Repeat the data verbatim.

====================

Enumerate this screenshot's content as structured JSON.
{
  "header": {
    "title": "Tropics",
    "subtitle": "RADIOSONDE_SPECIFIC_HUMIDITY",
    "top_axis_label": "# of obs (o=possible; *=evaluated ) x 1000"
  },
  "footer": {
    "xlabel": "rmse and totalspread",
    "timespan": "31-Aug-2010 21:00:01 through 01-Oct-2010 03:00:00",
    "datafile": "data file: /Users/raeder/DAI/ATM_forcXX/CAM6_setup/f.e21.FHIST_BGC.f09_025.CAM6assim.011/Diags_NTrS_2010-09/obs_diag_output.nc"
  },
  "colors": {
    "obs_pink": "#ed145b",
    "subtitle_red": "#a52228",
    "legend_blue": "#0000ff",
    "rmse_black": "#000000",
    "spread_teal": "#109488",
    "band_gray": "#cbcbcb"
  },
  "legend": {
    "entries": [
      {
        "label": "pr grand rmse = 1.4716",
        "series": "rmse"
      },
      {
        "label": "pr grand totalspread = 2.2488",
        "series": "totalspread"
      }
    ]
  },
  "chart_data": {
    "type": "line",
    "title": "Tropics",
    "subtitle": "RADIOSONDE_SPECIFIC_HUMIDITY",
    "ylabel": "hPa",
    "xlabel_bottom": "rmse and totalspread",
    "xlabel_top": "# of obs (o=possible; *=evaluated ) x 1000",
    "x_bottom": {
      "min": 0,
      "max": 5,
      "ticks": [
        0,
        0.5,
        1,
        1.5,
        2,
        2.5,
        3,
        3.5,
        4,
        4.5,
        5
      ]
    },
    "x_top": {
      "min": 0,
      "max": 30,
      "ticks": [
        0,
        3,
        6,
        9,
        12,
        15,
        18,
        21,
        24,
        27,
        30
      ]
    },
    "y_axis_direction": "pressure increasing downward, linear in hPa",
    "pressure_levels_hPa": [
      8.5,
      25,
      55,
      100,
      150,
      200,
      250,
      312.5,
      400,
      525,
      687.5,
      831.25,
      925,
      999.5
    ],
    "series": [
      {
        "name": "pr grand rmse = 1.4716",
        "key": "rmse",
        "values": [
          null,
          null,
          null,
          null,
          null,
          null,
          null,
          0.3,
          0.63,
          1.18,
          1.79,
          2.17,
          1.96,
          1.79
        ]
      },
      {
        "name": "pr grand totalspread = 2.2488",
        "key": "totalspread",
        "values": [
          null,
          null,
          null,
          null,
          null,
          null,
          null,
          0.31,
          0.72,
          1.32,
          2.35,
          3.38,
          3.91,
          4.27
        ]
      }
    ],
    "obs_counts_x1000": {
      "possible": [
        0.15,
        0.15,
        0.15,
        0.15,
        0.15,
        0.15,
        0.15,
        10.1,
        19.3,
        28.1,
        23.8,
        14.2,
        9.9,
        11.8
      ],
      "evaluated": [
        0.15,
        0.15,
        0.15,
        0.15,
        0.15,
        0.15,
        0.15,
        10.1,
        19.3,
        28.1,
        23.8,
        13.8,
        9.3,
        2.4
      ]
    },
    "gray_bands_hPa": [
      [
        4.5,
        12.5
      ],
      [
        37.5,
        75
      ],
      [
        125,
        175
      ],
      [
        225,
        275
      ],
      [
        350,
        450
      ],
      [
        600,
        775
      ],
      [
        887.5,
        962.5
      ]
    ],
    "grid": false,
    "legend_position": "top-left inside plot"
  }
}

====================

RESULT:
Enumerate this screenshot's content as structured JSON.
{
  "header": {
    "title": "Tropics",
    "subtitle": "RADIOSONDE_SPECIFIC_HUMIDITY",
    "top_axis_label": "# of obs (o=possible; *=evaluated ) x 1000"
  },
  "footer": {
    "xlabel": "rmse and totalspread",
    "timespan": "31-Aug-2010 21:00:01 through 01-Oct-2010 03:00:00",
    "datafile": "data file: /Users/raeder/DAI/ATM_forcXX/CAM6_setup/f.e21.FHIST_BGC.f09_025.CAM6assim.011/Diags_NTrS_2010-09/obs_diag_output.nc"
  },
  "colors": {
    "obs_pink": "#ed145b",
    "subtitle_red": "#a52228",
    "legend_blue": "#0000ff",
    "rmse_black": "#000000",
    "spread_teal": "#109488",
    "band_gray": "#cbcbcb"
  },
  "legend": {
    "entries": [
      {
        "label": "pr grand rmse = 1.4716",
        "series": "rmse"
      },
      {
        "label": "pr grand totalspread = 2.2488",
        "series": "totalspread"
      }
    ]
  },
  "chart_data": {
    "type": "line",
    "title": "Tropics",
    "subtitle": "RADIOSONDE_SPECIFIC_HUMIDITY",
    "ylabel": "hPa",
    "xlabel_bottom": "rmse and totalspread",
    "xlabel_top": "# of obs (o=possible; *=evaluated ) x 1000",
    "x_bottom": {
      "min": 0,
      "max": 5,
      "ticks": [
        0,
        0.5,
        1,
        1.5,
        2,
        2.5,
        3,
        3.5,
        4,
        4.5,
        5
      ]
    },
    "x_top": {
      "min": 0,
      "max": 30,
      "ticks": [
        0,
        3,
        6,
        9,
        12,
        15,
        18,
        21,
        24,
        27,
        30
      ]
    },
    "y_axis_direction": "pressure increasing downward, linear in hPa",
    "pressure_levels_hPa": [
      8.5,
      25,
      55,
      100,
      150,
      200,
      250,
      312.5,
      400,
      525,
      687.5,
      831.25,
      925,
      999.5
    ],
    "series": [
      {
        "name": "pr grand rmse = 1.4716",
        "key": "rmse",
        "values": [
          null,
          null,
          null,
          null,
          null,
          null,
          null,
          0.3,
          0.63,
          1.18,
          1.79,
          2.17,
          1.96,
          1.79
        ]
      },
      {
        "name": "pr grand totalspread = 2.2488",
        "key": "totalspread",
        "values": [
          null,
          null,
          null,
          null,
          null,
          null,
          null,
          0.31,
          0.72,
          1.32,
          2.35,
          3.38,
          3.91,
          4.27
        ]
      }
    ],
    "obs_counts_x1000": {
      "possible": [
        0.15,
        0.15,
        0.15,
        0.15,
        0.15,
        0.15,
        0.15,
        10.1,
        19.3,
        28.1,
        23.8,
        14.2,
        9.9,
        11.8
      ],
      "evaluated": [
        0.15,
        0.15,
        0.15,
        0.15,
        0.15,
        0.15,
        0.15,
        10.1,
        19.3,
        28.1,
        23.8,
        13.8,
        9.3,
        2.4
      ]
    },
    "gray_bands_hPa": [
      [
        4.5,
        12.5
      ],
      [
        37.5,
        75
      ],
      [
        125,
        175
      ],
      [
        225,
        275
      ],
      [
        350,
        450
      ],
      [
        600,
        775
      ],
      [
        887.5,
        962.5
      ]
    ],
    "grid": false,
    "legend_position": "top-left inside plot"
  }
}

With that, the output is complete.